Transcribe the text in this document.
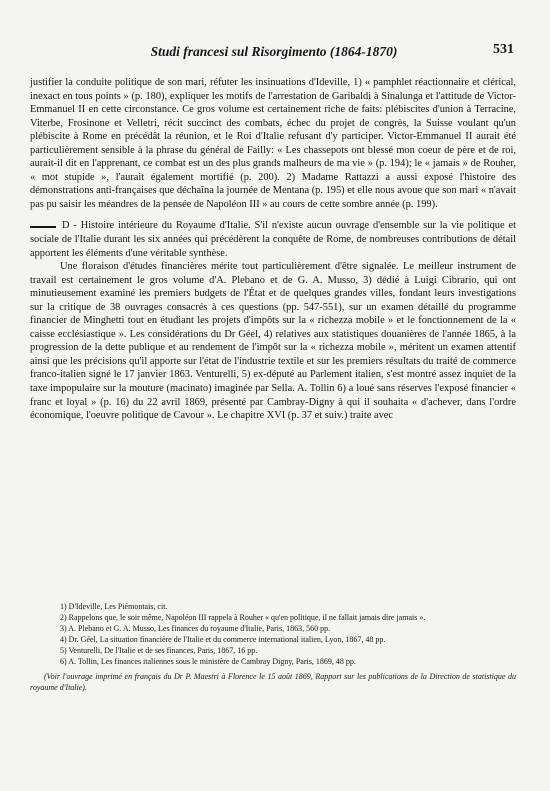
Studi francesi sul Risorgimento (1864-1870)	531

justifier la conduite politique de son mari, réfuter les insinuations d'Ideville, 1) « pamphlet réactionnaire et clérical, inexact en tous points » (p. 180), expliquer les motifs de l'arrestation de Garibaldi à Sinalunga et l'attitude de Victor-Emmanuel II en cette circonstance. Ce gros volume est certainement riche de faits: plébiscites d'union à Terracine, Viterbe, Frosinone et Velletri, récit succinct des combats, échec du projet de congrès, la Suisse voulant qu'un plébiscite à Rome en précédât la réunion, et le Roi d'Italie refusant d'y participer. Victor-Emmanuel II aurait été particulièrement sensible à la phrase du général de Failly: « Les chassepots ont blessé mon coeur de père et de roi, aurait-il dit en l'apprenant, ce combat est un des plus grands malheurs de ma vie » (p. 194); le « jamais » de Rouher, « mot stupide », l'aurait également mortifié (p. 200). 2) Madame Rattazzi a aussi exposé l'histoire des démonstrations anti-françaises que déchaîna la journée de Mentana (p. 195) et elle nous avoue que son mari « n'avait pas pu saisir les méandres de la pensée de Napoléon III » au cours de cette sombre année (p. 199).

D - Histoire intérieure du Royaume d'Italie. S'il n'existe aucun ouvrage d'ensemble sur la vie politique et sociale de l'Italie durant les six années qui précédèrent la conquête de Rome, de nombreuses contributions de détail apportent les éléments d'une véritable synthèse.

Une floraison d'études financières mérite tout particulièrement d'être signalée. Le meilleur instrument de travail est certainement le gros volume d'A. Plebano et de G. A. Musso, 3) dédié à Luigi Cibrario, qui ont minutieusement examiné les premiers budgets de l'État et de quelques grandes villes, fondant leurs investigations sur la critique de 38 ouvrages consacrés à ces questions (pp. 547-551), sur un examen détaillé du programme financier de Minghetti tout en étudiant les projets d'impôts sur la « richezza mobile » et le fonctionnement de la « caisse ecclésiastique ». Les considérations du Dr Géel, 4) relatives aux statistiques douanières de l'année 1865, à la progression de la dette publique et au rendement de l'impôt sur la « richezza mobile », méritent un examen attentif ainsi que les précisions qu'il apporte sur l'état de l'industrie textile et sur les premiers résultats du traité de commerce franco-italien signé le 17 janvier 1863. Venturelli, 5) ex-député au Parlement italien, s'est montré assez inquiet de la taxe impopulaire sur la mouture (macinato) imaginée par Sella. A. Tollin 6) a loué sans réserves l'exposé financier « franc et loyal » (p. 16) du 22 avril 1869, présenté par Cambray-Digny à qui il souhaita « d'achever, dans l'ordre économique, l'oeuvre politique de Cavour ». Le chapitre XVI (p. 37 et suiv.) traite avec

1) D'Ideville, Les Piémontais, cit.

2) Rappelons que, le soir même, Napoléon III rappela à Rouher « qu'en politique, il ne fallait jamais dire jamais ».

3) A. Plebano et G. A. Musso, Les finances du royaume d'Italie, Paris, 1863, 560 pp.

4) Dr. Géel, La situation financière de l'Italie et du commerce international italien, Lyon, 1867, 48 pp.

5) Venturelli, De l'Italie et de ses finances, Paris, 1867, 16 pp.

6) A. Tollin, Les finances italiennes sous le ministère de Cambray Digny, Paris, 1869, 48 pp.

(Voir l'ouvrage imprimé en français du Dr P. Maestri à Florence le 15 août 1869, Rapport sur les publications de la Direction de statistique du royaume d'Italie).
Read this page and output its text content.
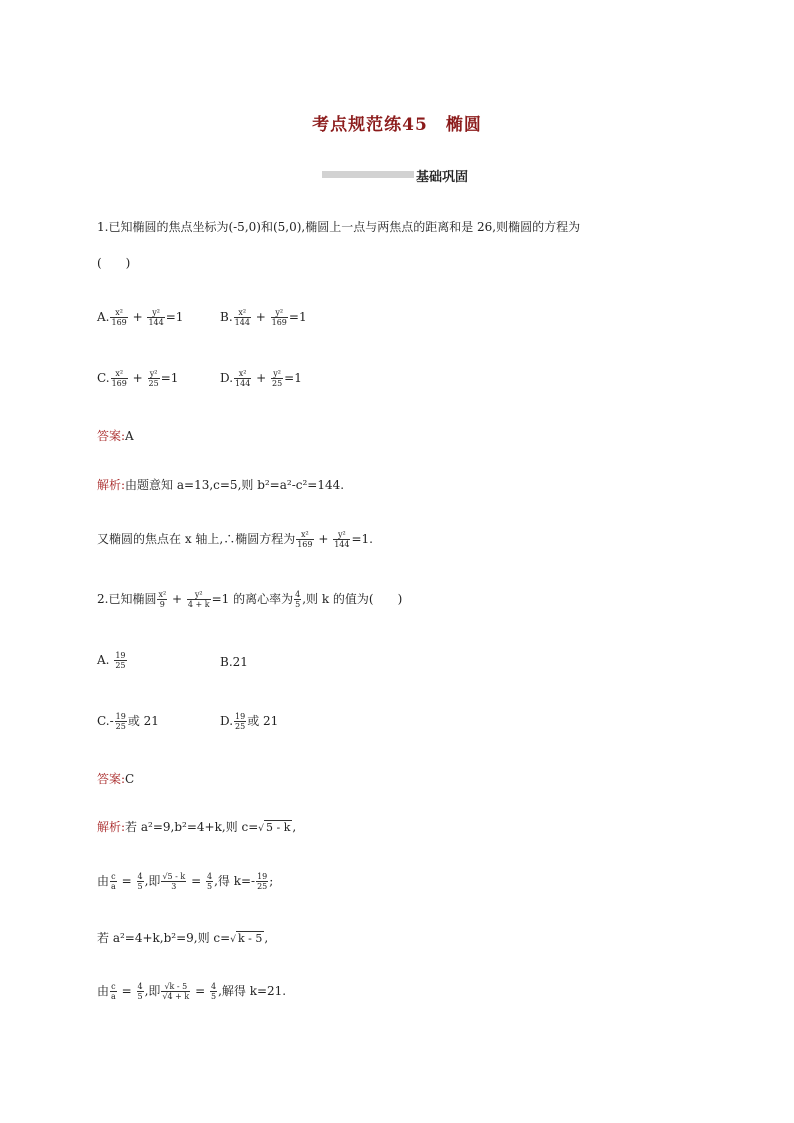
考点规范练45　椭圆
基础巩固
1.已知椭圆的焦点坐标为(-5,0)和(5,0),椭圆上一点与两焦点的距离和是 26,则椭圆的方程为
(　　)
A. $\frac{\text{x²}}{169} + \frac{\text{y²}}{144} =1$	B. $\frac{\text{x²}}{144} + \frac{\text{y²}}{169} =1$
C. $\frac{\text{x²}}{169} + \frac{\text{y²}}{25} =1$	D. $\frac{\text{x²}}{144} + \frac{\text{y²}}{25} =1$
答案:A
解析:由题意知 a=13,c=5,则 b²=a²-c²=144.
又椭圆的焦点在 x 轴上,∴椭圆方程为 $\frac{\text{x²}}{169} + \frac{\text{y²}}{144} =1$.
2.已知椭圆 $\frac{\text{x²}}{9} + \frac{\text{y²}}{4 + k} =1$ 的离心率为 $\frac{4}{5}$ ,则 k 的值为(　　)
A. $\frac{19}{25}$	B.21
$C.- \frac{19}{25}$ 或 21	D. $\frac{19}{25}$ 或 21
答案:C
解析:若 a²=9,b²=4+k,则 c=√ 5 - k ,
由 $\frac{c}{a} = \frac{4}{5}$ ,即 $\frac{√5 - k}{3} = \frac{4}{5}$ ,得 $k=- \frac{19}{25}$ ;
若 a²=4+k,b²=9,则 c=√ k - 5 ,
由 $\frac{c}{a} = \frac{4}{5}$ ,即 $\frac{√k - 5}{√4 + k} = \frac{4}{5}$ ,解得 k=21.
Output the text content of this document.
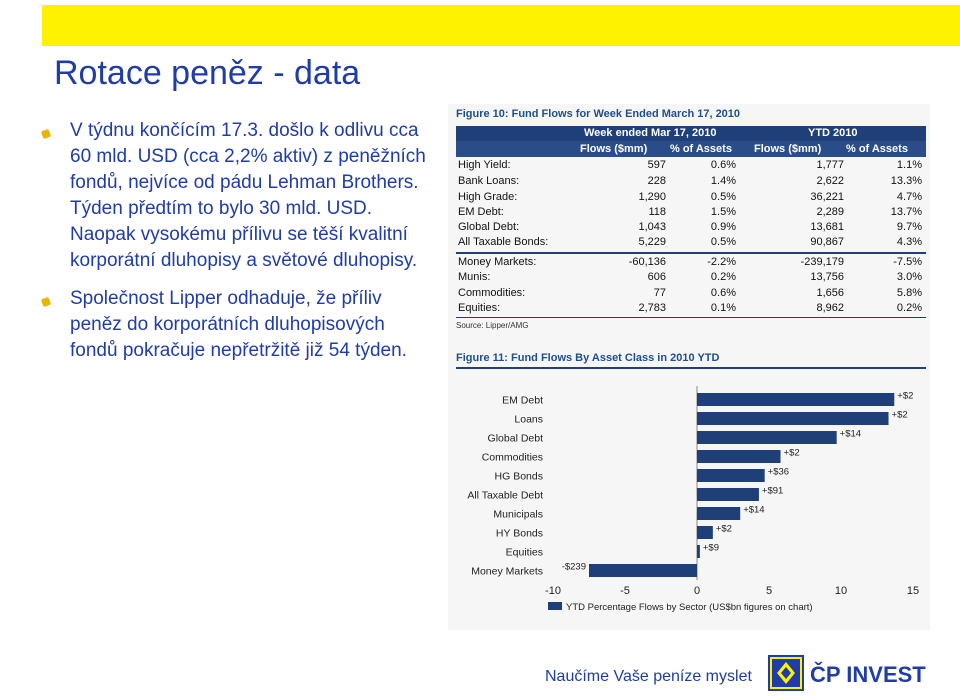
Rotace peněz - data
V týdnu končícím 17.3. došlo k odlivu cca 60 mld. USD (cca 2,2% aktiv) z peněžních fondů, nejvíce od pádu Lehman Brothers. Týden předtím to bylo 30 mld. USD. Naopak vysokému přílivu se těší kvalitní korporátní dluhopisy a světové dluhopisy.
Společnost Lipper odhaduje, že příliv peněz do korporátních dluhopisových fondů pokračuje nepřetržitě již 54 týden.
Figure 10: Fund Flows for Week Ended March 17, 2010
Week ended Mar 17, 2010	YTD 2010
Flows ($mm) % of Assets Flows ($mm) % of Assets
High Yield:	597	0.6%	1,777	1.1%
Bank Loans:	228	1.4%	2,622	13.3%
High Grade:	1,290	0.5%	36,221	4.7%
EM Debt:	118	1.5%	2,289	13.7%
Global Debt:	1,043	0.9%	13,681	9.7%
All Taxable Bonds:	5,229	0.5%	90,867	4.3%
Money Markets:	-60,136	-2.2%	-239,179	-7.5%
Munis:	606	0.2%	13,756	3.0%
Commodities:	77	0.6%	1,656	5.8%
Equities:	2,783	0.1%	8,962	0.2%
Source: Lipper/AMG
Figure 11: Fund Flows By Asset Class in 2010 YTD
EM Debt	+$2
Loans	+$2
Global Debt	+$14
Commodities	+$2
HG Bonds	+$36
All Taxable Debt	+$91
Municipals	+$14
HY Bonds	+$2
Equities	+$9
Money Markets -$239
-10	-5	0	5	10	15
YTD Percentage Flows by Sector (US$bn figures on chart)
Naučíme Vaše peníze myslet	ČP INVEST
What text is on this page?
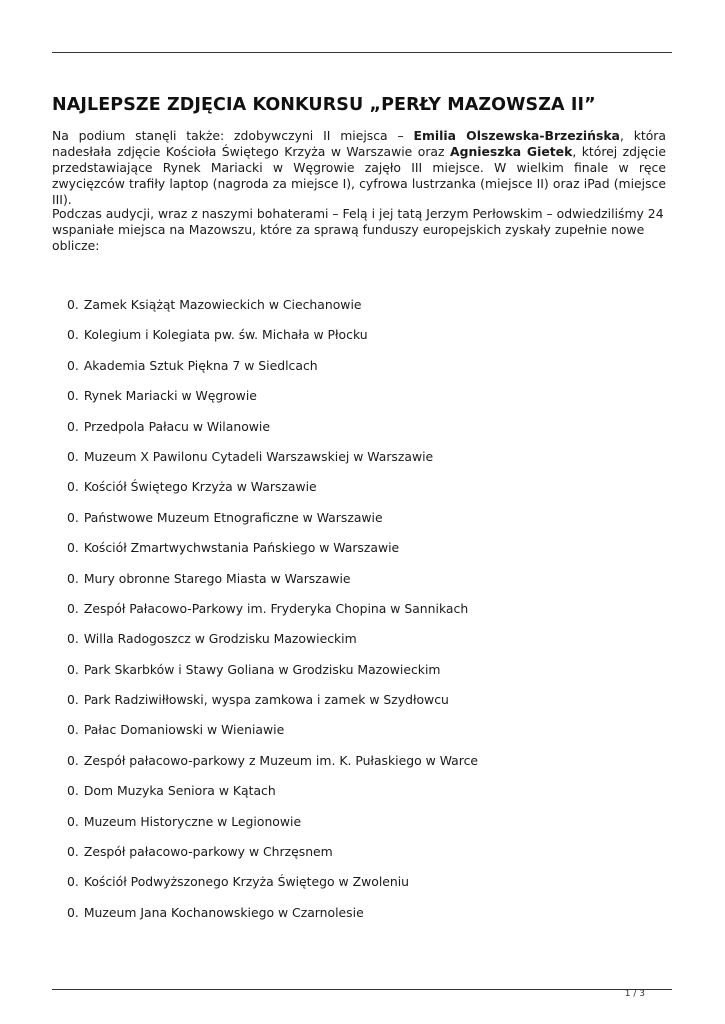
NAJLEPSZE ZDJĘCIA KONKURSU „PERŁY MAZOWSZA II”

Na podium stanęli także: zdobywczyni II miejsca – Emilia Olszewska-Brzezińska, która nadesłała zdjęcie Kościoła Świętego Krzyża w Warszawie oraz Agnieszka Gietek, której zdjęcie przedstawiające Rynek Mariacki w Węgrowie zajęło III miejsce. W wielkim finale w ręce zwycięzców trafiły laptop (nagroda za miejsce I), cyfrowa lustrzanka (miejsce II) oraz iPad (miejsce III).

Podczas audycji, wraz z naszymi bohaterami – Felą i jej tatą Jerzym Perłowskim – odwiedziliśmy 24 wspaniałe miejsca na Mazowszu, które za sprawą funduszy europejskich zyskały zupełnie nowe oblicze:

0. Zamek Książąt Mazowieckich w Ciechanowie
0. Kolegium i Kolegiata pw. św. Michała w Płocku
0. Akademia Sztuk Piękna 7 w Siedlcach
0. Rynek Mariacki w Węgrowie
0. Przedpola Pałacu w Wilanowie
0. Muzeum X Pawilonu Cytadeli Warszawskiej w Warszawie
0. Kościół Świętego Krzyża w Warszawie
0. Państwowe Muzeum Etnograficzne w Warszawie
0. Kościół Zmartwychwstania Pańskiego w Warszawie
0. Mury obronne Starego Miasta w Warszawie
0. Zespół Pałacowo-Parkowy im. Fryderyka Chopina w Sannikach
0. Willa Radogoszcz w Grodzisku Mazowieckim
0. Park Skarbków i Stawy Goliana w Grodzisku Mazowieckim
0. Park Radziwiłłowski, wyspa zamkowa i zamek w Szydłowcu
0. Pałac Domaniowski w Wieniawie
0. Zespół pałacowo-parkowy z Muzeum im. K. Pułaskiego w Warce
0. Dom Muzyka Seniora w Kątach
0. Muzeum Historyczne w Legionowie
0. Zespół pałacowo-parkowy w Chrzęsnem
0. Kościół Podwyższonego Krzyża Świętego w Zwoleniu
0. Muzeum Jana Kochanowskiego w Czarnolesie
1 / 3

**********

Written instruction :: Show all lines above holding "Grodzisku".

Full output ::
0. Willa Radogoszcz w Grodzisku Mazowieckim
0. Park Skarbków i Stawy Goliana w Grodzisku Mazowieckim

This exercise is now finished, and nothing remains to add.